TRAVAIL DEMANDÉ →
[a] Indiquez si les affirmations suivantes concordent avec le texte sur les orchestres de Saint-Pétersbourg en répondant par oui ou par non. Citez à l’identique les mots du texte qui tranchent chaque cas.
(i) Les deux concerts évoqués ont eu lieu à Genève.
(ii) Le second concert était dirigé par Valery Gergiev.
(iii) Pendant l’ère soviétique, Mravinsky, Gilels ou Richter servaient de figures de justification et d’exportation.
[b] Recopiez sans rien changer le passage du texte sur les orchestres de Saint-Pétersbourg qui s’ouvre sur les mots contenant « A l’heure où » et se termine par « alors proposer ? ».

=== TEXTE EXTRAIT ===

Les orchestres de
Saint-Pétersbourg, qu’ils se nommassent plus tôt de Leningrad n’y changeât
rien, ont toujours été de bons ambassadeurs de la culture russe comme
soviétique, ambassadeurs politiques au moins autant, envoyés hors les rideaux
de fers pour étaler et surtout établir la supériorité de leur art. Lorsque l’on
sait en plus la proximité existant entre le Chef d’orchestre Valery Gergiev et
Vladimir Putin, l’on comprend que la place de l’artiste en politique et plus
généralement en société reste encore et toujours sujet de discussion. De toute
l’ère soviétique, les personnalités comme Mravinsky, Gilels ou Richter servaient
de figures de justification et d’exportation. Aujourd’hui que les tensions sont
fortes autour de la Russie, les deux concerts donnés à Genève, le premier par
Valery Gergiev à la tête de l’Orchestre du Théâtre Mariinski, le second avec
Yuri Temirkanov et l’Orchestre philarmonique de Saint-Pétersbourg, nous rappelaient
des fondamentaux.
A l’heure où les
tensions s’exacerbent, quelle meilleure ambassade rêver que celle qui ne porte
que sur ce qui plaira à tout le monde et à coup sûr ? Ne pas présenter de
difficultés qui seraient délicates à gérer ou à justifier, ne pas froisser une
assistance que l’on souhaite acquise et que l’on veut distraire des bruits de
bottes sur le front de l’Est. Quel programme alors proposer ?

=== LISTING FOURNI ===

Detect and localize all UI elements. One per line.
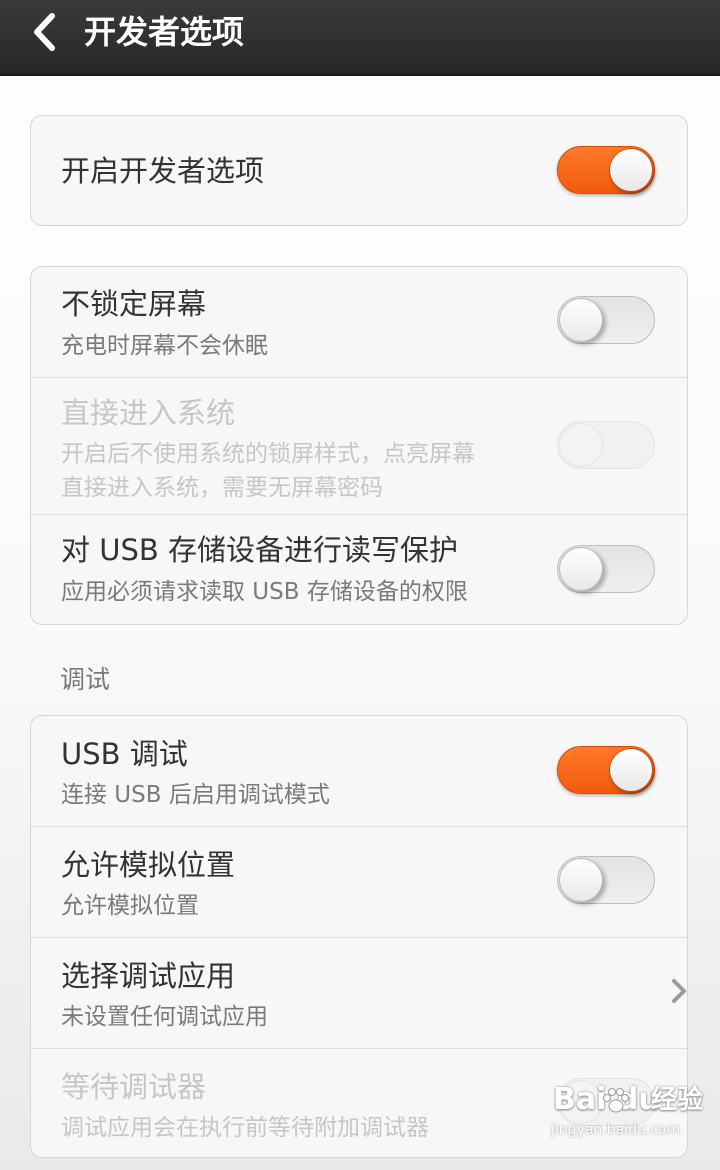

===
=== LISTING FOURNI ===

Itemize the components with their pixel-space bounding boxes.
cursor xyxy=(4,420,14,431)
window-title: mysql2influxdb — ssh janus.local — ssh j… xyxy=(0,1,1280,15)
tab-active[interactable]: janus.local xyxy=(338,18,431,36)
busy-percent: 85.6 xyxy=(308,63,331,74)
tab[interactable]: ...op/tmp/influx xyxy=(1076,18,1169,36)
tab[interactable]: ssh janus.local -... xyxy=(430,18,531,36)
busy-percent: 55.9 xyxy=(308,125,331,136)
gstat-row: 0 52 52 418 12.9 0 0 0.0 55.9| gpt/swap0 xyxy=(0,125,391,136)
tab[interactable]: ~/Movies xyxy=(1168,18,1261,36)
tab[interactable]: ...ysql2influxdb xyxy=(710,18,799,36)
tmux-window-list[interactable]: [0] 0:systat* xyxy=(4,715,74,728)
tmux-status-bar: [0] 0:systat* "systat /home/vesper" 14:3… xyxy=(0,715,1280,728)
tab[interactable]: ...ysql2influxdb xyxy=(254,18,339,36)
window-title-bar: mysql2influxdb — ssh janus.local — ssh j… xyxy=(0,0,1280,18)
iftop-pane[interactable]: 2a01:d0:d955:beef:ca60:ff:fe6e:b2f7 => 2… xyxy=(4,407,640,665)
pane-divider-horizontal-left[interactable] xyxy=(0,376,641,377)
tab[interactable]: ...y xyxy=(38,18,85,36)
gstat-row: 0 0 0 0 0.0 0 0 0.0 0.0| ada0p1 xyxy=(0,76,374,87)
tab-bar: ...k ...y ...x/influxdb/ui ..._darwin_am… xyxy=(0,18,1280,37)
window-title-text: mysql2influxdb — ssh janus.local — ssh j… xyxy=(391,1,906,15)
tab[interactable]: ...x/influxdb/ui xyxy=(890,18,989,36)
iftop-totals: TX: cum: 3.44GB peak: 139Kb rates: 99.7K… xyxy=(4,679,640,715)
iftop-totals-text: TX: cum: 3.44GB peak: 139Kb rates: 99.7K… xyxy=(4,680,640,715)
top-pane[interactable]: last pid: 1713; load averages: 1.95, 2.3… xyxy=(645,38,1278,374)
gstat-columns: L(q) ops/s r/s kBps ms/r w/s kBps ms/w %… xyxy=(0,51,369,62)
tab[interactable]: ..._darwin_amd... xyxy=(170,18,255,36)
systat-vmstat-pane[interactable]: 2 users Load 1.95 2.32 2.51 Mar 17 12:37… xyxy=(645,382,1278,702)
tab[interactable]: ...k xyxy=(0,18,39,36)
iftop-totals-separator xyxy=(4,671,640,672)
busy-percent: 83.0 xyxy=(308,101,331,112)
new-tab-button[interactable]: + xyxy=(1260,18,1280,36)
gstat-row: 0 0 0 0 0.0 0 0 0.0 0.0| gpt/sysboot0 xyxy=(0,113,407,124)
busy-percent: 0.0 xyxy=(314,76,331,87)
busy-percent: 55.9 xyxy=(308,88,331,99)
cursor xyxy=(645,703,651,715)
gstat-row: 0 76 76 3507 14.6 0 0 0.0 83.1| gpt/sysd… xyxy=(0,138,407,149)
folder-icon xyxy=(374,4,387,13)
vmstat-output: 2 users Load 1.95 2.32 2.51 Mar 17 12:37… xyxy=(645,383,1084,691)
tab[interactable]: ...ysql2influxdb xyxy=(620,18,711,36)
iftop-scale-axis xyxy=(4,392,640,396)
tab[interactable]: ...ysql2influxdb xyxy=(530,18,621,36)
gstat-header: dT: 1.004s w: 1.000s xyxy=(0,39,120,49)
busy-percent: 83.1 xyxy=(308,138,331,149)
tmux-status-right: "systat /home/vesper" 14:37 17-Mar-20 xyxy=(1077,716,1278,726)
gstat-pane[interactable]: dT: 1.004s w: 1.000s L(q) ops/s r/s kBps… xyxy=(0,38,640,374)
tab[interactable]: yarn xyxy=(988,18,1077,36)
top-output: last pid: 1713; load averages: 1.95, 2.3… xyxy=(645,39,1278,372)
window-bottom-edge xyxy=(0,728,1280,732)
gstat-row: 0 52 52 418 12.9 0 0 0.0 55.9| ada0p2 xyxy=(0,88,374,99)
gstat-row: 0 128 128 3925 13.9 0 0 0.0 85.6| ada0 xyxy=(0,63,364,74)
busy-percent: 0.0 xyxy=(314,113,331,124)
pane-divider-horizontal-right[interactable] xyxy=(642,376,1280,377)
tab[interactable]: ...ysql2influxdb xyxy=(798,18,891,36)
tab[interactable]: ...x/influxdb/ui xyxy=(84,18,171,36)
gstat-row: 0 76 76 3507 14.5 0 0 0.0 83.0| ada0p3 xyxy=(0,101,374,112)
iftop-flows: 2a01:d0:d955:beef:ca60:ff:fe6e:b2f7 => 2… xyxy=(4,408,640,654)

===
=== LISTING FOURNI ===

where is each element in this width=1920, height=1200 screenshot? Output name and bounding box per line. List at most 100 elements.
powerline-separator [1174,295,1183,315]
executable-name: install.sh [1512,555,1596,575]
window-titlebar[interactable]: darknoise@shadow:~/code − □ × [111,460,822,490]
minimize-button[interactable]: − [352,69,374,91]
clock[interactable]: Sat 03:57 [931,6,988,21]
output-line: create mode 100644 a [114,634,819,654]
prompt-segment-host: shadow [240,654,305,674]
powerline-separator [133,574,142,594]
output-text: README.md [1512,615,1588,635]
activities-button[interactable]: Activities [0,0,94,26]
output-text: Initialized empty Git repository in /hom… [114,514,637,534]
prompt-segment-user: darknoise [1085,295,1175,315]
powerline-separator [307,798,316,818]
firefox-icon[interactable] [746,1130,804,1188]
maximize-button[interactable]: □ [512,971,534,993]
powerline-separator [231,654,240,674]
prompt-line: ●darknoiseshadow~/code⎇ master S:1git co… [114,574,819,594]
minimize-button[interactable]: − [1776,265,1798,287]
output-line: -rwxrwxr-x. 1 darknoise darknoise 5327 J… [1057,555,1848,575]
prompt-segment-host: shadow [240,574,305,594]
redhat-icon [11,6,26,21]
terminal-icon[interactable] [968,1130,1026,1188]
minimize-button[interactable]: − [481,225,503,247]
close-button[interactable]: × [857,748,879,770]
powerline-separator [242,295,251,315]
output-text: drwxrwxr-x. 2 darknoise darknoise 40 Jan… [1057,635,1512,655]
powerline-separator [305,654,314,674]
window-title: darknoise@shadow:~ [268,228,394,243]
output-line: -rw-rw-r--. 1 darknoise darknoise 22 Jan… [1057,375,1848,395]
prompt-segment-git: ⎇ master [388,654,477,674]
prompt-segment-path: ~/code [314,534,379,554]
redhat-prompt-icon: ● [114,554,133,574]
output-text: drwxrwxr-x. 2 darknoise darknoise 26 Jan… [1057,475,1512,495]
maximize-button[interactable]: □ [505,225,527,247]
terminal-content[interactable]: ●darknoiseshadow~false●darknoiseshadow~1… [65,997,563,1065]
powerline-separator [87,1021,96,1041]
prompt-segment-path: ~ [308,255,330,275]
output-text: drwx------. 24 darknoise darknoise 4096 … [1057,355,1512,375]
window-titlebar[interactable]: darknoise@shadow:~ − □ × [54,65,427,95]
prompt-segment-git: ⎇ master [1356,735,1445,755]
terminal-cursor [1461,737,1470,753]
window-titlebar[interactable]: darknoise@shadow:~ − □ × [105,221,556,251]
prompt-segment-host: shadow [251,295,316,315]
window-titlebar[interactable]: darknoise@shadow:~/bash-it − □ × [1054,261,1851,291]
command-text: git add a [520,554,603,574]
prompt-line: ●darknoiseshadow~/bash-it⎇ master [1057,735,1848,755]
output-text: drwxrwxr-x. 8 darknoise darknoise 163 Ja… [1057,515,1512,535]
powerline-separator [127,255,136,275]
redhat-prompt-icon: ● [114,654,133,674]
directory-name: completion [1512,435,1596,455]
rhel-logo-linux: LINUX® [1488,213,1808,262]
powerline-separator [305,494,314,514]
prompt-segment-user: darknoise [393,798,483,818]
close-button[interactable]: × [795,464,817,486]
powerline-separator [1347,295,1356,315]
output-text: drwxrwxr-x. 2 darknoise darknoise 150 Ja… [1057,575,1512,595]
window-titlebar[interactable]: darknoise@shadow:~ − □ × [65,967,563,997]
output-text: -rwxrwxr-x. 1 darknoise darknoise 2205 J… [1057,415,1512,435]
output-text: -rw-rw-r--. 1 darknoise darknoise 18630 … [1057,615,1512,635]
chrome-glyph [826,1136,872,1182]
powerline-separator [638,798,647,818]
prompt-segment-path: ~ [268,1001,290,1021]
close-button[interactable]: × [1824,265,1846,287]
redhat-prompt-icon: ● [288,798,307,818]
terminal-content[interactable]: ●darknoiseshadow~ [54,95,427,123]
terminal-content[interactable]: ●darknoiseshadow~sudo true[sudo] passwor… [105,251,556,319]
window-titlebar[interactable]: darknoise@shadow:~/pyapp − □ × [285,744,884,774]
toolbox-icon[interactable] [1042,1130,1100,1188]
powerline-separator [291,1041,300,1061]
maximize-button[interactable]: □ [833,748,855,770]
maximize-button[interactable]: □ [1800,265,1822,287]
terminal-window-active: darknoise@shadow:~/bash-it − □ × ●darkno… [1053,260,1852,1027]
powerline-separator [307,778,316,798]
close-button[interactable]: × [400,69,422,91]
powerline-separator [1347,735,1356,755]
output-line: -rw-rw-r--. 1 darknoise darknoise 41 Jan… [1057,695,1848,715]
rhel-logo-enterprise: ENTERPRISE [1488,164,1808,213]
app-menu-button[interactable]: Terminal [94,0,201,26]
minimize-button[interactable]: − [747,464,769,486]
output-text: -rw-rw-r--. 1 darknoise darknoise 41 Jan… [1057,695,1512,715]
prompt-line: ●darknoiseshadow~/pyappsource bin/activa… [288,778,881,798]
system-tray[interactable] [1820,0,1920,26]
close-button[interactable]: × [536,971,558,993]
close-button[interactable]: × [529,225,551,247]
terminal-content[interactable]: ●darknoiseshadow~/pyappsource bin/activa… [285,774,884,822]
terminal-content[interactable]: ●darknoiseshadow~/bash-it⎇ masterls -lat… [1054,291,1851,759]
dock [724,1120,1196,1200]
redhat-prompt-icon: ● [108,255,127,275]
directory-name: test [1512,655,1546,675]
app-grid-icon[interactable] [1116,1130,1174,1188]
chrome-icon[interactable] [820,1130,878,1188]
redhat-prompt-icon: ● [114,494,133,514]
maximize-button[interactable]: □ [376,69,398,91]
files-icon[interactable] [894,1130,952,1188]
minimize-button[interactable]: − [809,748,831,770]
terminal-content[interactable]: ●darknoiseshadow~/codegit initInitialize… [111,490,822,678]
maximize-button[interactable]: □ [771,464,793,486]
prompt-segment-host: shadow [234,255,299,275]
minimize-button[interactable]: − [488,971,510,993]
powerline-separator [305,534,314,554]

===

RÉPONSES PAR CONSIGNE →
[a]
(i) Oui : « les deux concerts donnés à Genève ».
(ii) Non : « le second avec Yuri Temirkanov et l’Orchestre philarmonique de Saint-Pétersbourg ».
(iii) Oui : « les personnalités comme Mravinsky, Gilels ou Richter servaient de figures de justification et d’exportation ».

[b]
A l’heure où les
tensions s’exacerbent, quelle meilleure ambassade rêver que celle qui ne porte
que sur ce qui plaira à tout le monde et à coup sûr ? Ne pas présenter de
difficultés qui seraient délicates à gérer ou à justifier, ne pas froisser une
assistance que l’on souhaite acquise et que l’on veut distraire des bruits de
bottes sur le front de l’Est. Quel programme alors proposer ?